Stored entries
⁂
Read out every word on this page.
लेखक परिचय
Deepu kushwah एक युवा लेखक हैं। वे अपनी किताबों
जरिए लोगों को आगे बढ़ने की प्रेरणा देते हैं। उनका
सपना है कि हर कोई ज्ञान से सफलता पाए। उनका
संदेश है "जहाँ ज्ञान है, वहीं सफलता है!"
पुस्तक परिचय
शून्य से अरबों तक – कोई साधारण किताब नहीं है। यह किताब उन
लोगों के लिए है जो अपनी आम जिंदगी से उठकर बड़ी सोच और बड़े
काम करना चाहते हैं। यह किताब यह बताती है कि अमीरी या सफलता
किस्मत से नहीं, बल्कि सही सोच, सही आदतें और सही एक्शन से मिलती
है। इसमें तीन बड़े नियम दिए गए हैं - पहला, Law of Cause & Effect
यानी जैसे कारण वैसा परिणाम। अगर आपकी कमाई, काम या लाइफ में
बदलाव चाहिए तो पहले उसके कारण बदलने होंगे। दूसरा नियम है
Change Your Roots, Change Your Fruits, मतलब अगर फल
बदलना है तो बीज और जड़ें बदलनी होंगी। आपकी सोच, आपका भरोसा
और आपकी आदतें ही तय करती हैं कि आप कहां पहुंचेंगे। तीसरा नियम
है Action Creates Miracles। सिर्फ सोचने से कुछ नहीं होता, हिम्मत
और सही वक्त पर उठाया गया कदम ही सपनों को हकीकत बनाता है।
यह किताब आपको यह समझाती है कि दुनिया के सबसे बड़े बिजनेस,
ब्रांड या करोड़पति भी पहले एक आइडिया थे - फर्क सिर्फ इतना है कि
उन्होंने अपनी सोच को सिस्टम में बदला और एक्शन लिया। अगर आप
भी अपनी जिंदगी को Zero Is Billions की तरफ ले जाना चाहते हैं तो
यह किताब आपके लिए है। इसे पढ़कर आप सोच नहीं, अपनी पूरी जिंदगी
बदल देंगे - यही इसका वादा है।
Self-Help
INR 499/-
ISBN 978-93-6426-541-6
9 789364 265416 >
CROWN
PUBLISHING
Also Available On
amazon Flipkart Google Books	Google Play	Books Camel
⁂
Directions for this task:
Each record should come back exactly as written.

Exercise result:
Read out every word on this page.
लेखक परिचय
Deepu kushwah एक युवा लेखक हैं। वे अपनी किताबों
जरिए लोगों को आगे बढ़ने की प्रेरणा देते हैं। उनका
सपना है कि हर कोई ज्ञान से सफलता पाए। उनका
संदेश है "जहाँ ज्ञान है, वहीं सफलता है!"
पुस्तक परिचय
शून्य से अरबों तक – कोई साधारण किताब नहीं है। यह किताब उन
लोगों के लिए है जो अपनी आम जिंदगी से उठकर बड़ी सोच और बड़े
काम करना चाहते हैं। यह किताब यह बताती है कि अमीरी या सफलता
किस्मत से नहीं, बल्कि सही सोच, सही आदतें और सही एक्शन से मिलती
है। इसमें तीन बड़े नियम दिए गए हैं - पहला, Law of Cause & Effect
यानी जैसे कारण वैसा परिणाम। अगर आपकी कमाई, काम या लाइफ में
बदलाव चाहिए तो पहले उसके कारण बदलने होंगे। दूसरा नियम है
Change Your Roots, Change Your Fruits, मतलब अगर फल
बदलना है तो बीज और जड़ें बदलनी होंगी। आपकी सोच, आपका भरोसा
और आपकी आदतें ही तय करती हैं कि आप कहां पहुंचेंगे। तीसरा नियम
है Action Creates Miracles। सिर्फ सोचने से कुछ नहीं होता, हिम्मत
और सही वक्त पर उठाया गया कदम ही सपनों को हकीकत बनाता है।
यह किताब आपको यह समझाती है कि दुनिया के सबसे बड़े बिजनेस,
ब्रांड या करोड़पति भी पहले एक आइडिया थे - फर्क सिर्फ इतना है कि
उन्होंने अपनी सोच को सिस्टम में बदला और एक्शन लिया। अगर आप
भी अपनी जिंदगी को Zero Is Billions की तरफ ले जाना चाहते हैं तो
यह किताब आपके लिए है। इसे पढ़कर आप सोच नहीं, अपनी पूरी जिंदगी
बदल देंगे - यही इसका वादा है।
Self-Help
INR 499/-
ISBN 978-93-6426-541-6
9 789364 265416 >
CROWN
PUBLISHING
Also Available On
amazon Flipkart Google Books	Google Play	Books Camel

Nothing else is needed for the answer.